Data for this task:
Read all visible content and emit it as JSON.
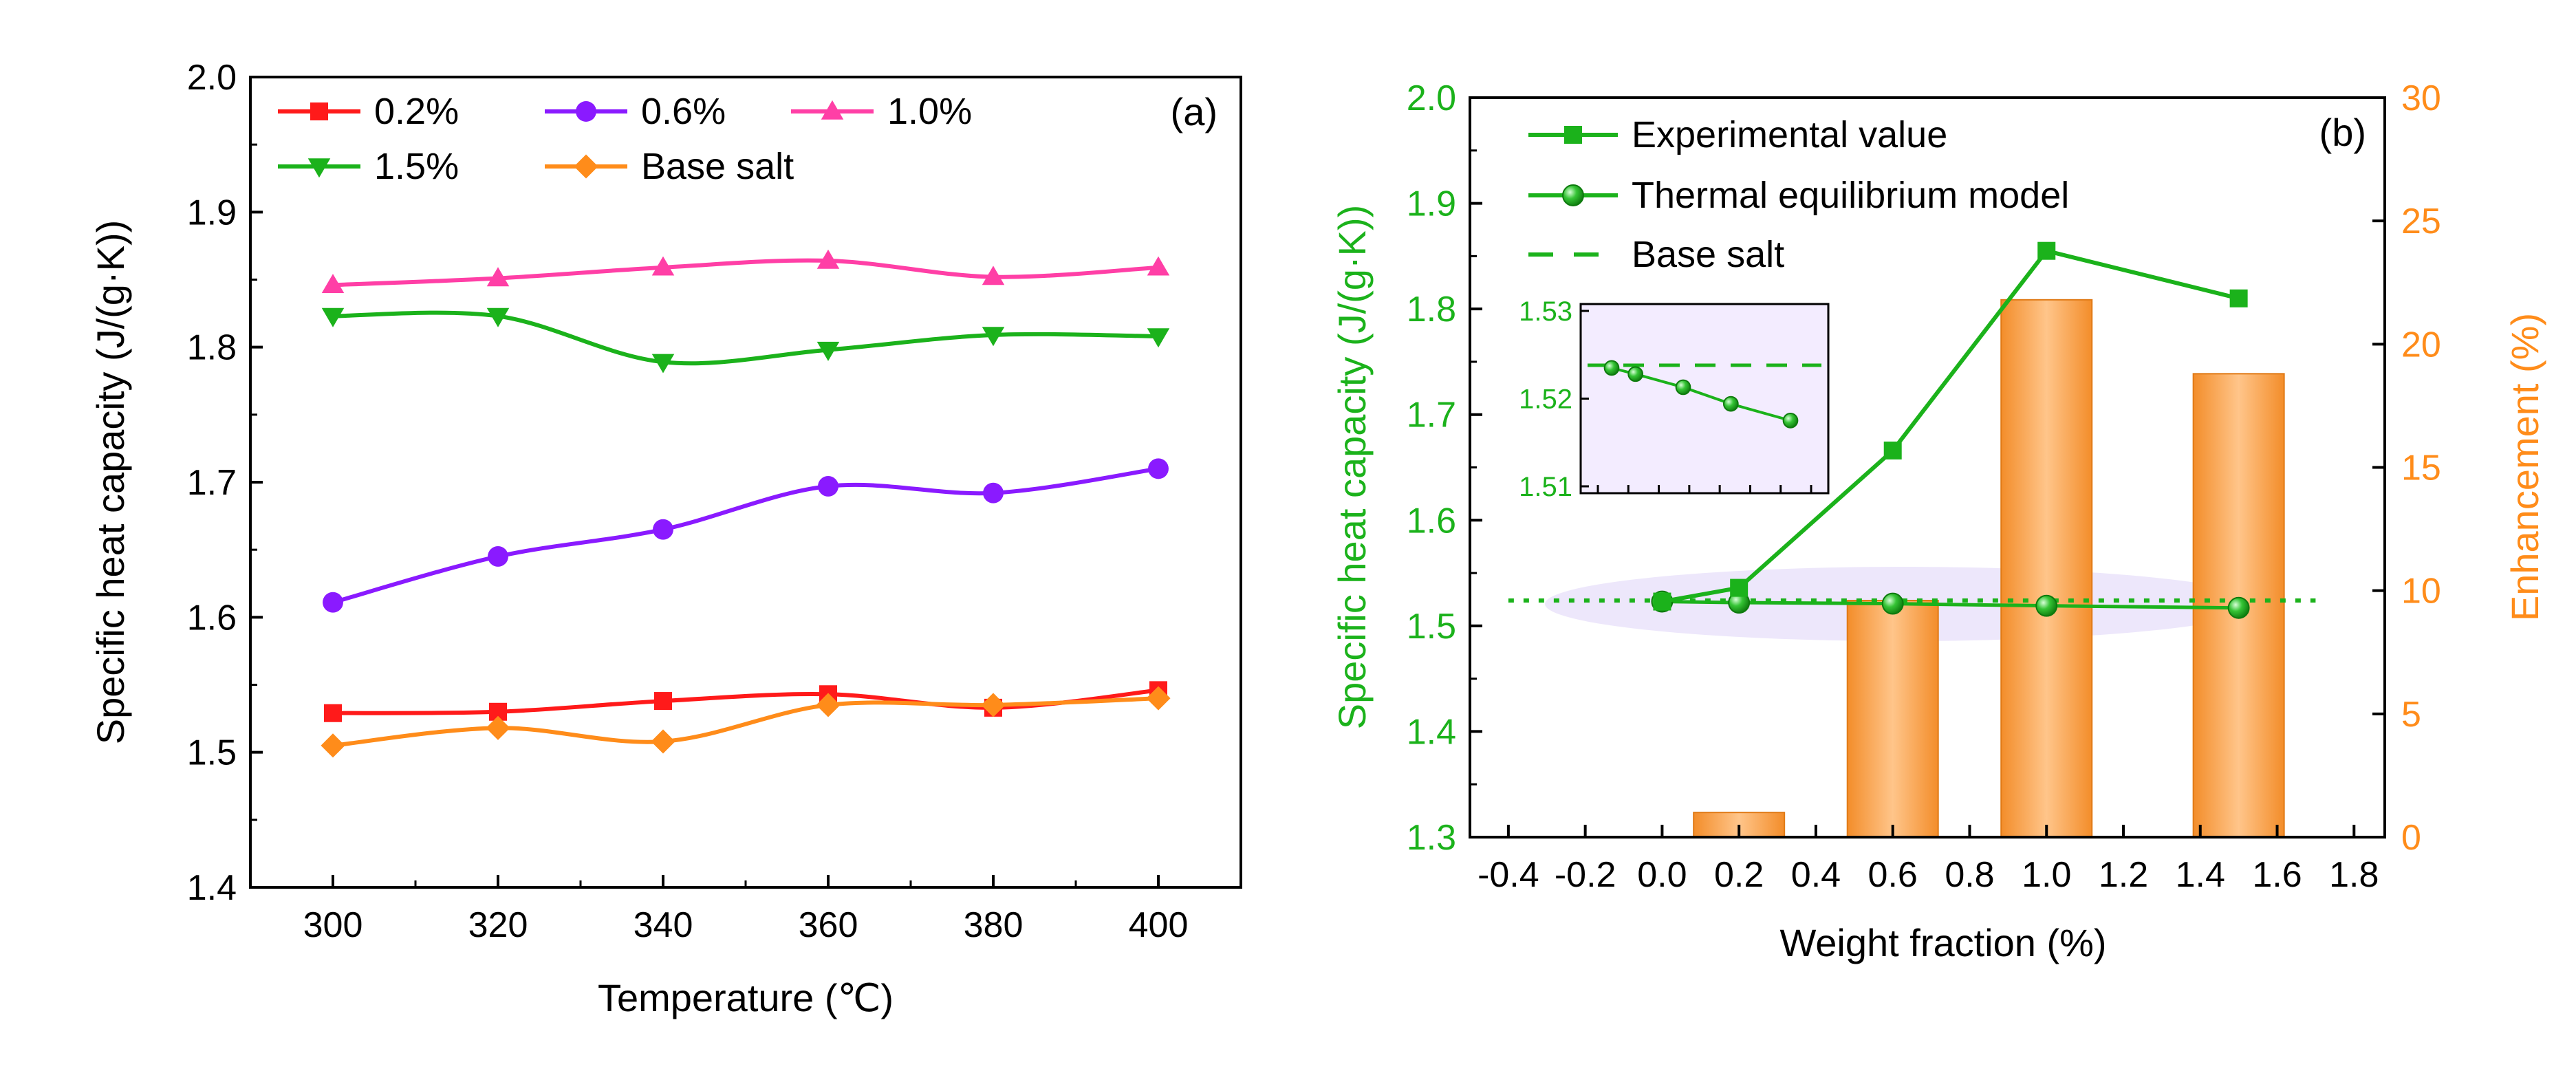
{
  "colors": {
    "red": "#ff1a1a",
    "purple": "#8a1aff",
    "pink": "#ff3fa6",
    "green": "#1bb21b",
    "orange": "#ff8c1a",
    "bar_light": "#ffc58a",
    "bar_dark": "#f38d2a",
    "inset_bg": "#f3ecff",
    "ellipse": "#ece6fb"
  },
  "chart_data": [
    {
      "type": "line",
      "panel_label": "(a)",
      "xlabel": "Temperature (℃)",
      "ylabel": "Specific heat capacity (J/(g·K))",
      "xlim": [
        290,
        410
      ],
      "ylim": [
        1.4,
        2.0
      ],
      "x_ticks": [
        "300",
        "320",
        "340",
        "360",
        "380",
        "400"
      ],
      "y_ticks": [
        "1.4",
        "1.5",
        "1.6",
        "1.7",
        "1.8",
        "1.9",
        "2.0"
      ],
      "x": [
        300,
        320,
        340,
        360,
        380,
        400
      ],
      "series": [
        {
          "name": "0.2%",
          "color": "red",
          "marker": "square",
          "values": [
            1.529,
            1.53,
            1.538,
            1.543,
            1.533,
            1.546
          ]
        },
        {
          "name": "0.6%",
          "color": "purple",
          "marker": "circle",
          "values": [
            1.611,
            1.645,
            1.665,
            1.697,
            1.692,
            1.71
          ]
        },
        {
          "name": "1.0%",
          "color": "pink",
          "marker": "triangle-up",
          "values": [
            1.846,
            1.851,
            1.859,
            1.864,
            1.852,
            1.859
          ]
        },
        {
          "name": "1.5%",
          "color": "green",
          "marker": "triangle-down",
          "values": [
            1.823,
            1.823,
            1.789,
            1.798,
            1.809,
            1.808
          ]
        },
        {
          "name": "Base salt",
          "color": "orange",
          "marker": "diamond",
          "values": [
            1.505,
            1.518,
            1.508,
            1.535,
            1.535,
            1.54
          ]
        }
      ]
    },
    {
      "type": "bar+line",
      "panel_label": "(b)",
      "xlabel": "Weight fraction (%)",
      "ylabel": "Specific heat capacity (J/(g·K))",
      "y2label": "Enhancement (%)",
      "xlim": [
        -0.5,
        1.88
      ],
      "ylim": [
        1.3,
        2.0
      ],
      "y2lim": [
        0,
        30
      ],
      "x_ticks": [
        "-0.4",
        "-0.2",
        "0.0",
        "0.2",
        "0.4",
        "0.6",
        "0.8",
        "1.0",
        "1.2",
        "1.4",
        "1.6",
        "1.8"
      ],
      "y_ticks": [
        "1.3",
        "1.4",
        "1.5",
        "1.6",
        "1.7",
        "1.8",
        "1.9",
        "2.0"
      ],
      "y2_ticks": [
        "0",
        "5",
        "10",
        "15",
        "20",
        "25",
        "30"
      ],
      "legend": [
        "Experimental value",
        "Thermal equilibrium model",
        "Base salt"
      ],
      "experimental": {
        "x": [
          0.0,
          0.2,
          0.6,
          1.0,
          1.5
        ],
        "values": [
          1.523,
          1.536,
          1.666,
          1.855,
          1.81
        ]
      },
      "model": {
        "x": [
          0.0,
          0.2,
          0.6,
          1.0,
          1.5
        ],
        "values": [
          1.523,
          1.522,
          1.521,
          1.519,
          1.517
        ]
      },
      "base_salt": 1.524,
      "base_salt_xrange": [
        -0.4,
        1.7
      ],
      "bars": {
        "x": [
          0.2,
          0.6,
          1.0,
          1.5
        ],
        "values": [
          1.0,
          9.6,
          21.8,
          18.8
        ]
      },
      "inset": {
        "ylim": [
          1.51,
          1.53
        ],
        "y_ticks": [
          "1.51",
          "1.52",
          "1.53"
        ],
        "x": [
          0.0,
          0.2,
          0.6,
          1.0,
          1.5
        ],
        "model": [
          1.5235,
          1.5228,
          1.5213,
          1.5194,
          1.5175
        ],
        "base_salt": 1.5238
      }
    }
  ]
}
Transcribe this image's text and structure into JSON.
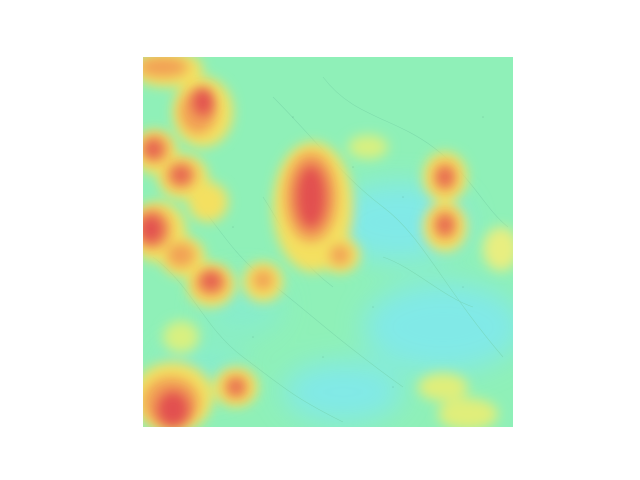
{
  "figure": {
    "kind": "heatmap-overlay-on-aerial-map",
    "background_color": "#ffffff",
    "base_color": "#8ff0b8",
    "palette": [
      "#7fe8f0",
      "#8ff0b8",
      "#c8f08a",
      "#f4e060",
      "#f2a055",
      "#e2504f"
    ],
    "axes_visible": false,
    "colorbar_visible": false,
    "labels_visible": false
  }
}
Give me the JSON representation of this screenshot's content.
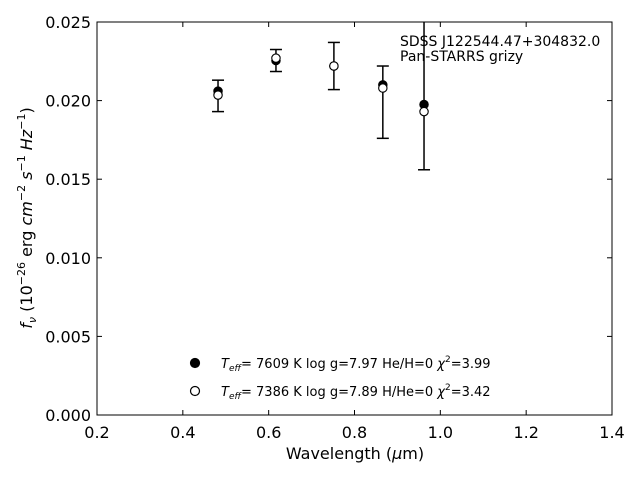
{
  "chart_data": {
    "type": "scatter",
    "title": "",
    "xlabel": {
      "pre": "Wavelength (",
      "sym": "μ",
      "post": "m)"
    },
    "ylabel": {
      "f": "f",
      "nu": "ν",
      "a": " (10",
      "e1": "−26",
      "b": " erg ",
      "cm": "cm",
      "e2": "−2",
      "s": " s",
      "e3": "−1",
      "hz": " Hz",
      "e4": "−1",
      "c": ")"
    },
    "xlim": [
      0.2,
      1.4
    ],
    "ylim": [
      0.0,
      0.025
    ],
    "xticks": [
      "0.2",
      "0.4",
      "0.6",
      "0.8",
      "1.0",
      "1.2",
      "1.4"
    ],
    "yticks": [
      "0.000",
      "0.005",
      "0.010",
      "0.015",
      "0.020",
      "0.025"
    ],
    "grid": false,
    "legend_position": "bottom-center",
    "annotation": [
      "SDSS J122544.47+304832.0",
      "Pan-STARRS grizy"
    ],
    "observed": {
      "x": [
        0.482,
        0.617,
        0.752,
        0.866,
        0.962
      ],
      "y": [
        0.0203,
        0.02255,
        0.0222,
        0.0199,
        0.0206
      ],
      "yerr": [
        0.001,
        0.0007,
        0.0015,
        0.0023,
        0.005
      ]
    },
    "series": [
      {
        "marker": "filled",
        "x": [
          0.482,
          0.617,
          0.752,
          0.866,
          0.962
        ],
        "y": [
          0.0206,
          0.02255,
          0.0222,
          0.021,
          0.01975
        ],
        "label": {
          "t": "T",
          "eff": "eff",
          "rest": "=  7609 K  log g=7.97  He/H=0  ",
          "chi": "χ",
          "two": "2",
          "val": "=3.99"
        }
      },
      {
        "marker": "open",
        "x": [
          0.482,
          0.617,
          0.752,
          0.866,
          0.962
        ],
        "y": [
          0.02035,
          0.0227,
          0.0222,
          0.0208,
          0.0193
        ],
        "label": {
          "t": "T",
          "eff": "eff",
          "rest": "=  7386 K  log g=7.89  H/He=0  ",
          "chi": "χ",
          "two": "2",
          "val": "=3.42"
        }
      }
    ]
  }
}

Stated goal:
Repeat all of the records verbatim, leaving out the pictures.

Result:
Read all visible content and emit it as JSON.
{
  "colors": {
    "red": "#ff1a1a",
    "purple": "#8a1aff",
    "pink": "#ff3fa6",
    "green": "#1bb21b",
    "orange": "#ff8c1a",
    "bar_light": "#ffc58a",
    "bar_dark": "#f38d2a",
    "inset_bg": "#f3ecff",
    "ellipse": "#ece6fb"
  },
  "chart_data": [
    {
      "type": "line",
      "panel_label": "(a)",
      "xlabel": "Temperature (℃)",
      "ylabel": "Specific heat capacity (J/(g·K))",
      "xlim": [
        290,
        410
      ],
      "ylim": [
        1.4,
        2.0
      ],
      "x_ticks": [
        "300",
        "320",
        "340",
        "360",
        "380",
        "400"
      ],
      "y_ticks": [
        "1.4",
        "1.5",
        "1.6",
        "1.7",
        "1.8",
        "1.9",
        "2.0"
      ],
      "x": [
        300,
        320,
        340,
        360,
        380,
        400
      ],
      "series": [
        {
          "name": "0.2%",
          "color": "red",
          "marker": "square",
          "values": [
            1.529,
            1.53,
            1.538,
            1.543,
            1.533,
            1.546
          ]
        },
        {
          "name": "0.6%",
          "color": "purple",
          "marker": "circle",
          "values": [
            1.611,
            1.645,
            1.665,
            1.697,
            1.692,
            1.71
          ]
        },
        {
          "name": "1.0%",
          "color": "pink",
          "marker": "triangle-up",
          "values": [
            1.846,
            1.851,
            1.859,
            1.864,
            1.852,
            1.859
          ]
        },
        {
          "name": "1.5%",
          "color": "green",
          "marker": "triangle-down",
          "values": [
            1.823,
            1.823,
            1.789,
            1.798,
            1.809,
            1.808
          ]
        },
        {
          "name": "Base salt",
          "color": "orange",
          "marker": "diamond",
          "values": [
            1.505,
            1.518,
            1.508,
            1.535,
            1.535,
            1.54
          ]
        }
      ]
    },
    {
      "type": "bar+line",
      "panel_label": "(b)",
      "xlabel": "Weight fraction (%)",
      "ylabel": "Specific heat capacity (J/(g·K))",
      "y2label": "Enhancement (%)",
      "xlim": [
        -0.5,
        1.88
      ],
      "ylim": [
        1.3,
        2.0
      ],
      "y2lim": [
        0,
        30
      ],
      "x_ticks": [
        "-0.4",
        "-0.2",
        "0.0",
        "0.2",
        "0.4",
        "0.6",
        "0.8",
        "1.0",
        "1.2",
        "1.4",
        "1.6",
        "1.8"
      ],
      "y_ticks": [
        "1.3",
        "1.4",
        "1.5",
        "1.6",
        "1.7",
        "1.8",
        "1.9",
        "2.0"
      ],
      "y2_ticks": [
        "0",
        "5",
        "10",
        "15",
        "20",
        "25",
        "30"
      ],
      "legend": [
        "Experimental value",
        "Thermal equilibrium model",
        "Base salt"
      ],
      "experimental": {
        "x": [
          0.0,
          0.2,
          0.6,
          1.0,
          1.5
        ],
        "values": [
          1.523,
          1.536,
          1.666,
          1.855,
          1.81
        ]
      },
      "model": {
        "x": [
          0.0,
          0.2,
          0.6,
          1.0,
          1.5
        ],
        "values": [
          1.523,
          1.522,
          1.521,
          1.519,
          1.517
        ]
      },
      "base_salt": 1.524,
      "base_salt_xrange": [
        -0.4,
        1.7
      ],
      "bars": {
        "x": [
          0.2,
          0.6,
          1.0,
          1.5
        ],
        "values": [
          1.0,
          9.6,
          21.8,
          18.8
        ]
      },
      "inset": {
        "ylim": [
          1.51,
          1.53
        ],
        "y_ticks": [
          "1.51",
          "1.52",
          "1.53"
        ],
        "x": [
          0.0,
          0.2,
          0.6,
          1.0,
          1.5
        ],
        "model": [
          1.5235,
          1.5228,
          1.5213,
          1.5194,
          1.5175
        ],
        "base_salt": 1.5238
      }
    }
  ]
}
Transcribe this image's text and structure into JSON.
{
  "figure": {
    "kind": "heatmap-overlay-on-aerial-map",
    "background_color": "#ffffff",
    "base_color": "#8ff0b8",
    "palette": [
      "#7fe8f0",
      "#8ff0b8",
      "#c8f08a",
      "#f4e060",
      "#f2a055",
      "#e2504f"
    ],
    "axes_visible": false,
    "colorbar_visible": false,
    "labels_visible": false
  }
}
Give me the JSON representation of this screenshot's content.
{
  "chart_data": {
    "type": "scatter",
    "title": "",
    "xlabel": {
      "pre": "Wavelength (",
      "sym": "μ",
      "post": "m)"
    },
    "ylabel": {
      "f": "f",
      "nu": "ν",
      "a": " (10",
      "e1": "−26",
      "b": " erg ",
      "cm": "cm",
      "e2": "−2",
      "s": " s",
      "e3": "−1",
      "hz": " Hz",
      "e4": "−1",
      "c": ")"
    },
    "xlim": [
      0.2,
      1.4
    ],
    "ylim": [
      0.0,
      0.025
    ],
    "xticks": [
      "0.2",
      "0.4",
      "0.6",
      "0.8",
      "1.0",
      "1.2",
      "1.4"
    ],
    "yticks": [
      "0.000",
      "0.005",
      "0.010",
      "0.015",
      "0.020",
      "0.025"
    ],
    "grid": false,
    "legend_position": "bottom-center",
    "annotation": [
      "SDSS J122544.47+304832.0",
      "Pan-STARRS grizy"
    ],
    "observed": {
      "x": [
        0.482,
        0.617,
        0.752,
        0.866,
        0.962
      ],
      "y": [
        0.0203,
        0.02255,
        0.0222,
        0.0199,
        0.0206
      ],
      "yerr": [
        0.001,
        0.0007,
        0.0015,
        0.0023,
        0.005
      ]
    },
    "series": [
      {
        "marker": "filled",
        "x": [
          0.482,
          0.617,
          0.752,
          0.866,
          0.962
        ],
        "y": [
          0.0206,
          0.02255,
          0.0222,
          0.021,
          0.01975
        ],
        "label": {
          "t": "T",
          "eff": "eff",
          "rest": "=  7609 K  log g=7.97  He/H=0  ",
          "chi": "χ",
          "two": "2",
          "val": "=3.99"
        }
      },
      {
        "marker": "open",
        "x": [
          0.482,
          0.617,
          0.752,
          0.866,
          0.962
        ],
        "y": [
          0.02035,
          0.0227,
          0.0222,
          0.0208,
          0.0193
        ],
        "label": {
          "t": "T",
          "eff": "eff",
          "rest": "=  7386 K  log g=7.89  H/He=0  ",
          "chi": "χ",
          "two": "2",
          "val": "=3.42"
        }
      }
    ]
  }
}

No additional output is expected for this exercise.